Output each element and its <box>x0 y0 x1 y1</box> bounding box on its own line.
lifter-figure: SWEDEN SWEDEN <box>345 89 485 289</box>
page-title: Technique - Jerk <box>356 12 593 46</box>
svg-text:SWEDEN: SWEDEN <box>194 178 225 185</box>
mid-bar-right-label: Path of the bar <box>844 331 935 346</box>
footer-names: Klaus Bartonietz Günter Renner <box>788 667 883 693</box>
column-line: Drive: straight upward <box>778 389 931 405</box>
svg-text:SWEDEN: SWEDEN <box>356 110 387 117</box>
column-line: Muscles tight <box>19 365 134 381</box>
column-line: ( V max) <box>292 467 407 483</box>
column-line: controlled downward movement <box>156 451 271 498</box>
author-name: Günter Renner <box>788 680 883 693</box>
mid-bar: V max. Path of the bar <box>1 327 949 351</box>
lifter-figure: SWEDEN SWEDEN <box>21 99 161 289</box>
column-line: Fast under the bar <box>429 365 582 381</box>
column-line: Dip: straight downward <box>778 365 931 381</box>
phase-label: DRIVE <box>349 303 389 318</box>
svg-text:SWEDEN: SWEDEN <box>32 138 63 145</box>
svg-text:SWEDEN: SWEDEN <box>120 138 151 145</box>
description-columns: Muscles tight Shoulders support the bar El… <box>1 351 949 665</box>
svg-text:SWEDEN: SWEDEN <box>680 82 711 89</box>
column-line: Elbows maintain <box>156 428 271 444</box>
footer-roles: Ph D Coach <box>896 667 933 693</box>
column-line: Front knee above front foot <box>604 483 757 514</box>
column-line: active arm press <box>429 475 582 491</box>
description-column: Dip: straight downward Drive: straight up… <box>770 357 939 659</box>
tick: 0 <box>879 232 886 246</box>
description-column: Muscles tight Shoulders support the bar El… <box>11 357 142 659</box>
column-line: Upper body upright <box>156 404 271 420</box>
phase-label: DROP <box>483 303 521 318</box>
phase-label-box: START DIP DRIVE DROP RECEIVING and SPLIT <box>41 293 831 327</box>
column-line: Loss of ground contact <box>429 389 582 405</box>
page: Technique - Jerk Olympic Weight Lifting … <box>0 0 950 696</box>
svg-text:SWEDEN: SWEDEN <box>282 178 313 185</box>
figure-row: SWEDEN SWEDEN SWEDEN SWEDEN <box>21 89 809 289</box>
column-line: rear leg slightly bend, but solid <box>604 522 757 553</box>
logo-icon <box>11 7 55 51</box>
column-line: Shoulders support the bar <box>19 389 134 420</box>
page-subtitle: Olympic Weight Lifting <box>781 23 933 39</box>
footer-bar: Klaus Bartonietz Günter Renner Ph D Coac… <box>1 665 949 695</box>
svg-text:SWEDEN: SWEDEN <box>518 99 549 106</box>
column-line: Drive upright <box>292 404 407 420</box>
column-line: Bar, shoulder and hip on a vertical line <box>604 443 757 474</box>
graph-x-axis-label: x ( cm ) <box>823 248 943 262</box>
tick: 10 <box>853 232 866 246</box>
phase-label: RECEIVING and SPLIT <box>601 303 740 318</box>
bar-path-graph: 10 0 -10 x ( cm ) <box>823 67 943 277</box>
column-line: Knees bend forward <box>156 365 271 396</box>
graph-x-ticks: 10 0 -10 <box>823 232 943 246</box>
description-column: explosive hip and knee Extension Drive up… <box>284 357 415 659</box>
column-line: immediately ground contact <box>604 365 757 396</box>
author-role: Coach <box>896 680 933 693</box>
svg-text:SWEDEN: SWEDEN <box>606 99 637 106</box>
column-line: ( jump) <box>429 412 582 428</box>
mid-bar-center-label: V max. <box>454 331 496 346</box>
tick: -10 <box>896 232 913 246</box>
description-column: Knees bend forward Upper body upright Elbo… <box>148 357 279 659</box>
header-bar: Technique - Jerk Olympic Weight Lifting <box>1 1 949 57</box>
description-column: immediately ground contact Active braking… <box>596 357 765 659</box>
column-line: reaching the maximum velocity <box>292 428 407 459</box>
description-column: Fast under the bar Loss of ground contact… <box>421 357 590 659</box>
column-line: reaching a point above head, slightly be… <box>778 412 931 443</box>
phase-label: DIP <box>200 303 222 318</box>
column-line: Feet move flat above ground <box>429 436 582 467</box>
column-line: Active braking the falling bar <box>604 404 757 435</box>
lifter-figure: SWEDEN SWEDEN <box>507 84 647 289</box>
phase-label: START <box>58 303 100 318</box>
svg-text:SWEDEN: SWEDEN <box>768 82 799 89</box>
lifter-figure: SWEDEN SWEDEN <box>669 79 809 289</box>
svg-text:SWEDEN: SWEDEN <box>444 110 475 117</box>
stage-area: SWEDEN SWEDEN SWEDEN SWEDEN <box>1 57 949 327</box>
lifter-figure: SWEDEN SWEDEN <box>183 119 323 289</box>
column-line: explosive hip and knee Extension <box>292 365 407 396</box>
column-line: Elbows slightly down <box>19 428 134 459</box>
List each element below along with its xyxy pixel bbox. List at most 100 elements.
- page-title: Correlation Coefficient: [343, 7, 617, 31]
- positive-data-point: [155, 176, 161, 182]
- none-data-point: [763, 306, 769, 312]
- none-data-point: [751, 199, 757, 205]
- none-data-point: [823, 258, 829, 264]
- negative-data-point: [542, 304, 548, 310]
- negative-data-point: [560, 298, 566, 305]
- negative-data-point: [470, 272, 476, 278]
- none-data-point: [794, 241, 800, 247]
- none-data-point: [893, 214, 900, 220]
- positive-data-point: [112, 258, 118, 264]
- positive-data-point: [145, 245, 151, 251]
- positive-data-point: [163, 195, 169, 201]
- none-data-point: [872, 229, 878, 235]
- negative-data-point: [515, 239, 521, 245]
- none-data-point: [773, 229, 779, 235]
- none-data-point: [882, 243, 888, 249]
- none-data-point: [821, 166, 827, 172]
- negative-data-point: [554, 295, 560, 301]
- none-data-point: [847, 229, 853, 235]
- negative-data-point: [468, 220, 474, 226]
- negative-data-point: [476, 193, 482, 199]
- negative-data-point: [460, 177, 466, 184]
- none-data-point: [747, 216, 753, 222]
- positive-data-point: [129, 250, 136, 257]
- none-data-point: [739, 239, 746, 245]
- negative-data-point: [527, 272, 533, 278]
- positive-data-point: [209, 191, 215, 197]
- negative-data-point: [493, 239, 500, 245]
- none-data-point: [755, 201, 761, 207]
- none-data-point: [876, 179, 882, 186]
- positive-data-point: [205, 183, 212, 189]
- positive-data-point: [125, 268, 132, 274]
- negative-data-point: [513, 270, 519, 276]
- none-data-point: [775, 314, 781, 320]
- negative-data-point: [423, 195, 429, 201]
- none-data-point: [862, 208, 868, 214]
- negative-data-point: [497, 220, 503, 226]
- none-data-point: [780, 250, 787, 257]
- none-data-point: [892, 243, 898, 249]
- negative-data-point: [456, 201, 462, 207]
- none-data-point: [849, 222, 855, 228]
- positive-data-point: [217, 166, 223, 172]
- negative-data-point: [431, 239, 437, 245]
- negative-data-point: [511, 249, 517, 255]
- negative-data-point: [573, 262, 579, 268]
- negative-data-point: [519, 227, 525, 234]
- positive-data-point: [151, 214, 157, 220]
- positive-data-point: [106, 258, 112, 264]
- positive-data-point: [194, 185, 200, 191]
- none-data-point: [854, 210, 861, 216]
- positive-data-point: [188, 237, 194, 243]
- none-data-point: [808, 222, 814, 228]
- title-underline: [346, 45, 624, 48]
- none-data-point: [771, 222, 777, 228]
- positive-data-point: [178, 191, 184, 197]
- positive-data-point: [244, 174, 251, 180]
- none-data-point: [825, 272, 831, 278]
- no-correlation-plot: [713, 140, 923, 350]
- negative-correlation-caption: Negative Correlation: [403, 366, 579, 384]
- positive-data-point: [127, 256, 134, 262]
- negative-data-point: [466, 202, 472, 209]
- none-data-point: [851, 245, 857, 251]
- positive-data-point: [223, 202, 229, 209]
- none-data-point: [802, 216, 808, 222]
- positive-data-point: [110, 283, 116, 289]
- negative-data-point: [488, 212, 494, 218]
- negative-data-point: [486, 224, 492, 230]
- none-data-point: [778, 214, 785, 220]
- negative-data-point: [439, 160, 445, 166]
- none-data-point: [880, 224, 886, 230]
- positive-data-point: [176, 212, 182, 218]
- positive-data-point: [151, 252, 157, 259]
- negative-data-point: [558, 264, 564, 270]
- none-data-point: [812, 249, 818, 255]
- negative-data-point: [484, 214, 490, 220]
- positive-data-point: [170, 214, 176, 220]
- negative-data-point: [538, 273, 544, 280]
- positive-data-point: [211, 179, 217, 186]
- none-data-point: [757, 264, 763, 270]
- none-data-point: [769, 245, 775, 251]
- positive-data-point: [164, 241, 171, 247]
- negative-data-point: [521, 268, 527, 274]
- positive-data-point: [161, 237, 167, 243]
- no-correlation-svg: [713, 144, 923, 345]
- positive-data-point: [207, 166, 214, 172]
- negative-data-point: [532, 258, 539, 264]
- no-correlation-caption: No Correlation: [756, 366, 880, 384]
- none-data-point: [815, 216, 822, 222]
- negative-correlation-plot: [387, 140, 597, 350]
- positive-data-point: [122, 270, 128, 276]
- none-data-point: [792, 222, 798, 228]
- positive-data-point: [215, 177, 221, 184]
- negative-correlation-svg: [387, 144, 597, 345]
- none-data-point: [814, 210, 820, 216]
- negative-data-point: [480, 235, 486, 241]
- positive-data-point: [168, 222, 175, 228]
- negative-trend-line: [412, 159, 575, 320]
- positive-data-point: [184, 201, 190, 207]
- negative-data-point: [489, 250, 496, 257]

- - -

* WHAT IS REQUIRED:
Give the lines from the start of the material through the line containing "svg-text:SWEDEN: SWEDEN <box>194", inclusive, as a JSON list of strings with one string per line, leaving out any blank lines.

* FINAL ANSWER:
[
  "Output each element and its <box>x0 y0 x1 y1</box> bounding box on its own line.",
  "lifter-figure: SWEDEN SWEDEN <box>345 89 485 289</box>",
  "page-title: Technique - Jerk <box>356 12 593 46</box>",
  "svg-text:SWEDEN: SWEDEN <box>194 178 225 185</box>"
]